[Records to process]:
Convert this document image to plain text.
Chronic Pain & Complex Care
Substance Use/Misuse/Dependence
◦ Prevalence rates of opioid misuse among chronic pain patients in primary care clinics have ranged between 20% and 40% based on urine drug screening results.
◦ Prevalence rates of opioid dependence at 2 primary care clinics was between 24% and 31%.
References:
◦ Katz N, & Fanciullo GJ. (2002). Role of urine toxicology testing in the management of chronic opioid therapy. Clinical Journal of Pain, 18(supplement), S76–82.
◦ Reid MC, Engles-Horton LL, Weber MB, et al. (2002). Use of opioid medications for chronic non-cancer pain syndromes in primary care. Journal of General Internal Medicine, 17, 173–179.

[What is expected]: Output the data above without altering a line.

[Problem solution]:
Convert this document image to plain text.
Chronic Pain & Complex Care
Substance Use/Misuse/Dependence
◦ Prevalence rates of opioid misuse among chronic pain patients in primary care clinics have ranged between 20% and 40% based on urine drug screening results.
◦ Prevalence rates of opioid dependence at 2 primary care clinics was between 24% and 31%.
References:
◦ Katz N, & Fanciullo GJ. (2002). Role of urine toxicology testing in the management of chronic opioid therapy. Clinical Journal of Pain, 18(supplement), S76–82.
◦ Reid MC, Engles-Horton LL, Weber MB, et al. (2002). Use of opioid medications for chronic non-cancer pain syndromes in primary care. Journal of General Internal Medicine, 17, 173–179.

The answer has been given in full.